WHAT TO WORK ON:
Can you give the entries below again with each "interactable" changed to "clickable" and nothing else altered?

-- start --

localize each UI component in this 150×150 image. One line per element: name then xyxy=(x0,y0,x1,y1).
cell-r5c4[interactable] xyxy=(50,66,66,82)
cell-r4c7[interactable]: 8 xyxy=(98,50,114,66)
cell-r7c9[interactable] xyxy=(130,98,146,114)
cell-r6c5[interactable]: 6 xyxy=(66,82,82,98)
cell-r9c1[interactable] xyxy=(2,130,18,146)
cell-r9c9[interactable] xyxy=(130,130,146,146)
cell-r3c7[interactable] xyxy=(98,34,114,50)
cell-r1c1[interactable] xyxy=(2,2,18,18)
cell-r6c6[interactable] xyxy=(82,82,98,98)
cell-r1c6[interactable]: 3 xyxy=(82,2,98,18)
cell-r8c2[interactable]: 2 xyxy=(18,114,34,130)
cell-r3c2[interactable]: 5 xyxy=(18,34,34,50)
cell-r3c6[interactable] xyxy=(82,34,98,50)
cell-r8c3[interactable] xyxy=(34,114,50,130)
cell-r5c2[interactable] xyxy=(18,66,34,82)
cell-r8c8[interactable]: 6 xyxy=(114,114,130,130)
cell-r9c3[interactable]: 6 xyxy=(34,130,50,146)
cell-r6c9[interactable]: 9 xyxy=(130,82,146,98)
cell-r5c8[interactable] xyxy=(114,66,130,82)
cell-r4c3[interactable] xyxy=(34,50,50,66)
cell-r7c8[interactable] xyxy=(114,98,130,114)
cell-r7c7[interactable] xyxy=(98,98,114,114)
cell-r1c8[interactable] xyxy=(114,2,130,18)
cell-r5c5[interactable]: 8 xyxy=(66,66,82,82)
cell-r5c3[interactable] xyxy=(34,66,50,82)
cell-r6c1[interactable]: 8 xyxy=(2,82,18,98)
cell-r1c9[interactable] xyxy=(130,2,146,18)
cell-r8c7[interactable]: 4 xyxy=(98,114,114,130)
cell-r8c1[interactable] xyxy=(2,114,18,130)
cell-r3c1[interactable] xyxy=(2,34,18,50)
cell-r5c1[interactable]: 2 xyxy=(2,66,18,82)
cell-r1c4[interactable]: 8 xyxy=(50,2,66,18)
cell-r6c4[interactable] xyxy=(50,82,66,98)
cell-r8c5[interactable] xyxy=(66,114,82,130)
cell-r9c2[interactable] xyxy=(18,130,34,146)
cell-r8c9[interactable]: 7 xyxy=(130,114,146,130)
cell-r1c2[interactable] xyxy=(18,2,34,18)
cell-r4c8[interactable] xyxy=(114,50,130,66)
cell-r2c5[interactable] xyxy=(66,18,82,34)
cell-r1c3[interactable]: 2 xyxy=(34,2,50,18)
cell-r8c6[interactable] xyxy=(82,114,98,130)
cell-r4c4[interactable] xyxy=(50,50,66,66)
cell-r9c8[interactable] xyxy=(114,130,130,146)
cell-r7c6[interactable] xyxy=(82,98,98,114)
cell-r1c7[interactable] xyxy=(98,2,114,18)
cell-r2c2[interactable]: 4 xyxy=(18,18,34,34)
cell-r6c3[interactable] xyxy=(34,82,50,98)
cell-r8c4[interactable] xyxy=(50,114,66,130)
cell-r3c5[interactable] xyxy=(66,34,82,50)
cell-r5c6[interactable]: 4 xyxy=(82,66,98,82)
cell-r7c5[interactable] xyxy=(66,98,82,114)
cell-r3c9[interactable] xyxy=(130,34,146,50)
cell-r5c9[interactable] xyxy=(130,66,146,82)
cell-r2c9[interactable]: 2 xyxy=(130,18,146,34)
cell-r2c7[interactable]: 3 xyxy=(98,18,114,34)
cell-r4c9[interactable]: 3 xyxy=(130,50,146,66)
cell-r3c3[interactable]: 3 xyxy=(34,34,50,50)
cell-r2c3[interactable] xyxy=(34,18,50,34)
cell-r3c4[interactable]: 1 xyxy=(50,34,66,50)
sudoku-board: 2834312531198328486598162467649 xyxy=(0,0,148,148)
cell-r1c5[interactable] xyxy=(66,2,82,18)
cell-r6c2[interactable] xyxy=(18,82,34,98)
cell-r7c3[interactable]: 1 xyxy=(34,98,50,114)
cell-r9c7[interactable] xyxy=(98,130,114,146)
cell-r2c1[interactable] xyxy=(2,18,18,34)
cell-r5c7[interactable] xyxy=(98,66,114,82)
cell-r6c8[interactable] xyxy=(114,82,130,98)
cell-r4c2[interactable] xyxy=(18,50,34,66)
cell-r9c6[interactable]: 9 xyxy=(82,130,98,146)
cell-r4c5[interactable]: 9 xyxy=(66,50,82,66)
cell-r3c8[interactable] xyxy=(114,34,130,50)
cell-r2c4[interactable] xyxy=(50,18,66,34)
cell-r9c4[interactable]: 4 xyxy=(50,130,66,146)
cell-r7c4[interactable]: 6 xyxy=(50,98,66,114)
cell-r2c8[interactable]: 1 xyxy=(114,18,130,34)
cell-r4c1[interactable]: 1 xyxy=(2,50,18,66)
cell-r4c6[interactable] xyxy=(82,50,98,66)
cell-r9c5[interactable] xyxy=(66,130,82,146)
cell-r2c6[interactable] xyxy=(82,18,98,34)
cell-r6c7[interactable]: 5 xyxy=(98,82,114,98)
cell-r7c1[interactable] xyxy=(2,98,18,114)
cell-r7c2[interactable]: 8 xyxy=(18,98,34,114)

-- end --

EXERCISE OUTPUT:
localize each UI component in this 150×150 image. One line per element: name then xyxy=(x0,y0,x1,y1).
cell-r5c4[clickable] xyxy=(50,66,66,82)
cell-r4c7[clickable]: 8 xyxy=(98,50,114,66)
cell-r7c9[clickable] xyxy=(130,98,146,114)
cell-r6c5[clickable]: 6 xyxy=(66,82,82,98)
cell-r9c1[clickable] xyxy=(2,130,18,146)
cell-r9c9[clickable] xyxy=(130,130,146,146)
cell-r3c7[clickable] xyxy=(98,34,114,50)
cell-r1c1[clickable] xyxy=(2,2,18,18)
cell-r6c6[clickable] xyxy=(82,82,98,98)
cell-r1c6[clickable]: 3 xyxy=(82,2,98,18)
cell-r8c2[clickable]: 2 xyxy=(18,114,34,130)
cell-r3c2[clickable]: 5 xyxy=(18,34,34,50)
cell-r3c6[clickable] xyxy=(82,34,98,50)
cell-r8c3[clickable] xyxy=(34,114,50,130)
cell-r5c2[clickable] xyxy=(18,66,34,82)
cell-r8c8[clickable]: 6 xyxy=(114,114,130,130)
cell-r9c3[clickable]: 6 xyxy=(34,130,50,146)
cell-r6c9[clickable]: 9 xyxy=(130,82,146,98)
cell-r5c8[clickable] xyxy=(114,66,130,82)
cell-r4c3[clickable] xyxy=(34,50,50,66)
cell-r7c8[clickable] xyxy=(114,98,130,114)
cell-r7c7[clickable] xyxy=(98,98,114,114)
cell-r1c8[clickable] xyxy=(114,2,130,18)
cell-r5c5[clickable]: 8 xyxy=(66,66,82,82)
cell-r5c3[clickable] xyxy=(34,66,50,82)
cell-r6c1[clickable]: 8 xyxy=(2,82,18,98)
cell-r1c9[clickable] xyxy=(130,2,146,18)
cell-r8c7[clickable]: 4 xyxy=(98,114,114,130)
cell-r8c1[clickable] xyxy=(2,114,18,130)
cell-r3c1[clickable] xyxy=(2,34,18,50)
cell-r5c1[clickable]: 2 xyxy=(2,66,18,82)
cell-r1c4[clickable]: 8 xyxy=(50,2,66,18)
cell-r6c4[clickable] xyxy=(50,82,66,98)
cell-r8c5[clickable] xyxy=(66,114,82,130)
cell-r9c2[clickable] xyxy=(18,130,34,146)
cell-r8c9[clickable]: 7 xyxy=(130,114,146,130)
cell-r1c2[clickable] xyxy=(18,2,34,18)
cell-r4c8[clickable] xyxy=(114,50,130,66)
cell-r2c5[clickable] xyxy=(66,18,82,34)
cell-r1c3[clickable]: 2 xyxy=(34,2,50,18)
cell-r8c6[clickable] xyxy=(82,114,98,130)
cell-r4c4[clickable] xyxy=(50,50,66,66)
cell-r9c8[clickable] xyxy=(114,130,130,146)
cell-r7c6[clickable] xyxy=(82,98,98,114)
cell-r1c7[clickable] xyxy=(98,2,114,18)
cell-r2c2[clickable]: 4 xyxy=(18,18,34,34)
cell-r6c3[clickable] xyxy=(34,82,50,98)
cell-r8c4[clickable] xyxy=(50,114,66,130)
cell-r3c5[clickable] xyxy=(66,34,82,50)
cell-r5c6[clickable]: 4 xyxy=(82,66,98,82)
cell-r7c5[clickable] xyxy=(66,98,82,114)
cell-r3c9[clickable] xyxy=(130,34,146,50)
cell-r5c9[clickable] xyxy=(130,66,146,82)
cell-r2c9[clickable]: 2 xyxy=(130,18,146,34)
cell-r2c7[clickable]: 3 xyxy=(98,18,114,34)
cell-r4c9[clickable]: 3 xyxy=(130,50,146,66)
cell-r3c3[clickable]: 3 xyxy=(34,34,50,50)
cell-r2c3[clickable] xyxy=(34,18,50,34)
cell-r3c4[clickable]: 1 xyxy=(50,34,66,50)
sudoku-board: 2834312531198328486598162467649 xyxy=(0,0,148,148)
cell-r1c5[clickable] xyxy=(66,2,82,18)
cell-r6c2[clickable] xyxy=(18,82,34,98)
cell-r7c3[clickable]: 1 xyxy=(34,98,50,114)
cell-r9c7[clickable] xyxy=(98,130,114,146)
cell-r2c1[clickable] xyxy=(2,18,18,34)
cell-r5c7[clickable] xyxy=(98,66,114,82)
cell-r6c8[clickable] xyxy=(114,82,130,98)
cell-r4c2[clickable] xyxy=(18,50,34,66)
cell-r9c6[clickable]: 9 xyxy=(82,130,98,146)
cell-r4c5[clickable]: 9 xyxy=(66,50,82,66)
cell-r3c8[clickable] xyxy=(114,34,130,50)
cell-r2c4[clickable] xyxy=(50,18,66,34)
cell-r9c4[clickable]: 4 xyxy=(50,130,66,146)
cell-r7c4[clickable]: 6 xyxy=(50,98,66,114)
cell-r2c8[clickable]: 1 xyxy=(114,18,130,34)
cell-r4c1[clickable]: 1 xyxy=(2,50,18,66)
cell-r4c6[clickable] xyxy=(82,50,98,66)
cell-r9c5[clickable] xyxy=(66,130,82,146)
cell-r2c6[clickable] xyxy=(82,18,98,34)
cell-r6c7[clickable]: 5 xyxy=(98,82,114,98)
cell-r7c1[clickable] xyxy=(2,98,18,114)
cell-r7c2[clickable]: 8 xyxy=(18,98,34,114)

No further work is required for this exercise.